▶ _TEXT SHOWN_:
*****

Given the Brunello appellation’s recent storms, this February’s Benvenuto Brunello could have been an event as dismal as the weather. That it wasn’t can be credited to the quality of the 2006 vintage, this year’s new-release wine, and to the seriousness and tenacity of the producers, who confronted the blasts of bad publicity — taken much more seriously in Italy than they ever were here — and went steadily about their business of making world-class wine — bottled sunshine, as much for them as for consumers.
Despite their man-made problems, Brunello and its makers have ample reason for good cheer. Nature has so far been very kind to them in the new millennium. The 2006 joins a long list of fine vintages for this 100 percent Sangiovese appellation: 2001 was — and is — a brilliant, long-lived vintage, and while 2002 was too rainy and 2003 too hot for top-quality wines, 2004 snapped right back and almost matched ’01. The 2005 followed with charming, very accessible wines, and ’06 has now appeared with very structured, seemingly very long-lived wines, classic in their profiles. This is what Roberto Guerrini of the top-flight Fuligni estate says about ’06:
The vintage 2006 is really one of the best produced in Montalcino in recent times, and this has been rightly acknowledged by five stars [the Consorzio’s rating of the vintage]. The 2006 is the result of a great balance between rain and good sun, never too burning. June was rainy but July was beautiful; then came an alternation of a few rains in the right moments and sun again, especially during the harvest. The analytical data are all very high but absolutely balanced against each other. This creates the exceptional elegance and classicity of the 2006 in general as a vintage. To find a historical comparison for ’06 could be difficult. We should probably think of structured vintages that have been very elegant at the same time — maybe 1988.

*****

▶ _DATA EXTRACT_:

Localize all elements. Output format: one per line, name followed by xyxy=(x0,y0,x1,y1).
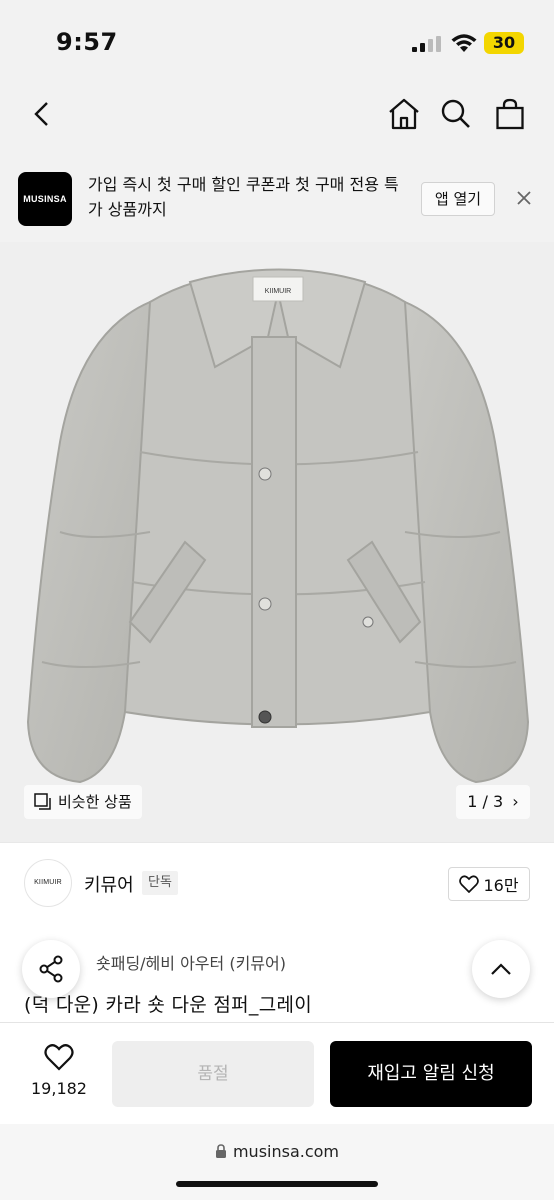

*****

▶ _WHAT TO DO_:
1 - Do these statements agree with the Brunello text? Answer yes or no for each and quote the words of the text that decide it.
(a) The 2002 vintage was too rainy for top-quality wines.
(b) The Benvenuto Brunello described took place in March.
(c) July of 2006 was a rainy month.
2 - Render this sentence from the Brunello text in Spanish: "The 2005 followed with charming, very accessible wines, and ’06 has now appeared with very structured, seemingly very long-lived wines, classic in their profiles."
3 - Name every vintage year that the Brunello text mentions.

▶ _OUTPUTS IN ORDER_:
1 -
(a) Yes: "2002 was too rainy and 2003 too hot for top-quality wines"
(b) No: "this February’s Benvenuto Brunello"
(c) No: "June was rainy but July was beautiful"

2 - El 2005 siguió con vinos encantadores y muy accesibles, y el ’06 ha aparecido ahora con vinos muy estructurados, aparentemente muy longevos y clásicos en sus perfiles.

3 - 1988, 2001, 2002, 2003, 2004, 2005, 2006